* **Data lines**

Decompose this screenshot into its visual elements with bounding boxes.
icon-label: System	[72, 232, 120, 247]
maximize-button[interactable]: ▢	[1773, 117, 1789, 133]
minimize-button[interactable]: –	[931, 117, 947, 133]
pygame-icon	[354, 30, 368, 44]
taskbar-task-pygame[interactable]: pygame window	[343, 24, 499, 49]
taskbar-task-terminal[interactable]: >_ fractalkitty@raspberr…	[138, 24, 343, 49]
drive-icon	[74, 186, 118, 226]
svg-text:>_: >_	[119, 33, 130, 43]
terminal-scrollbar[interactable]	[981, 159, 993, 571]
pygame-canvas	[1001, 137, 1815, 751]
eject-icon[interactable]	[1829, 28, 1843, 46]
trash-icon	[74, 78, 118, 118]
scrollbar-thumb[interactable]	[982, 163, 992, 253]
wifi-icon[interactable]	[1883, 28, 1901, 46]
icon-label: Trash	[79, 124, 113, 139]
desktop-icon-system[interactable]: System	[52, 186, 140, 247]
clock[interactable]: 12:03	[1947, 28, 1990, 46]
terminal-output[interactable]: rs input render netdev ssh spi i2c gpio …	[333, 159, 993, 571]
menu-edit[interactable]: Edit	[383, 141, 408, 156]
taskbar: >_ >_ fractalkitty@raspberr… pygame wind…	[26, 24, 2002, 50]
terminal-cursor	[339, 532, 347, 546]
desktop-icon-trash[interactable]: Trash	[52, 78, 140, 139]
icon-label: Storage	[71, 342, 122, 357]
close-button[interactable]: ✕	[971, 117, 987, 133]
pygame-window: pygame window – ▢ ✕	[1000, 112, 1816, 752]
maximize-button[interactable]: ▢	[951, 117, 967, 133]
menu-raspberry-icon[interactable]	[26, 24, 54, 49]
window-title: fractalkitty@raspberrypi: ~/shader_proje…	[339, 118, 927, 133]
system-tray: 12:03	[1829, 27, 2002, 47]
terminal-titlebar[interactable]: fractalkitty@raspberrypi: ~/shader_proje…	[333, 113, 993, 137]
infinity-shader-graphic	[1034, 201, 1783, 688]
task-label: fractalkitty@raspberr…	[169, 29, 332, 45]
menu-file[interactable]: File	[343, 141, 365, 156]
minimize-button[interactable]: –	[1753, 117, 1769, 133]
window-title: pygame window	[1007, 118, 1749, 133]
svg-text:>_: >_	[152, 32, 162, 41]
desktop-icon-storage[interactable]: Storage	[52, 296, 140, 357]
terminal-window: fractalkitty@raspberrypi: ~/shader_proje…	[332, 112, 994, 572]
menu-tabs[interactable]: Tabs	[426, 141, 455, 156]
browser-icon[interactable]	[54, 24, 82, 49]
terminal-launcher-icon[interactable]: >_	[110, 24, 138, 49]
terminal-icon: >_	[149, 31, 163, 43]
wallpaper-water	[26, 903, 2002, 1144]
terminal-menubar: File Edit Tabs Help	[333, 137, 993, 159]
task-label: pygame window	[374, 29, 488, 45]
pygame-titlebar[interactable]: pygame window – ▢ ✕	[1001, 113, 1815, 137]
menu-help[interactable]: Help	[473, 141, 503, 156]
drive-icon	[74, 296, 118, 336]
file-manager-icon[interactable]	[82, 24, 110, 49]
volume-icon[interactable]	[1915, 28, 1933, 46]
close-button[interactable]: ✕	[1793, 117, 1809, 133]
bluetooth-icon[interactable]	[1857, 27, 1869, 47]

* **Objective**
Lay out the records as a Markdown table with the columns "Row" and "Entry", starting at the first line of the records and ending at the line that contains "124, 113, 139]", both included. Number each line in order and skip any blank lines.

* **Final answer**
| Row | Entry |
|---|---|
| 1 | Decompose this screenshot into its visual elements with bounding boxes. |
| 2 | icon-label: System	[72, 232, 120, 247] |
| 3 | maximize-button[interactable]: ▢	[1773, 117, 1789, 133] |
| 4 | minimize-button[interactable]: –	[931, 117, 947, 133] |
| 5 | pygame-icon	[354, 30, 368, 44] |
| 6 | taskbar-task-pygame[interactable]: pygame window	[343, 24, 499, 49] |
| 7 | taskbar-task-terminal[interactable]: >_ fractalkitty@raspberr…	[138, 24, 343, 49] |
| 8 | drive-icon	[74, 186, 118, 226] |
| 9 | svg-text:>_: >_	[119, 33, 130, 43] |
| 10 | terminal-scrollbar[interactable]	[981, 159, 993, 571] |
| 11 | pygame-canvas	[1001, 137, 1815, 751] |
| 12 | eject-icon[interactable]	[1829, 28, 1843, 46] |
| 13 | trash-icon	[74, 78, 118, 118] |
| 14 | scrollbar-thumb[interactable]	[982, 163, 992, 253] |
| 15 | wifi-icon[interactable]	[1883, 28, 1901, 46] |
| 16 | icon-label: Trash	[79, 124, 113, 139] |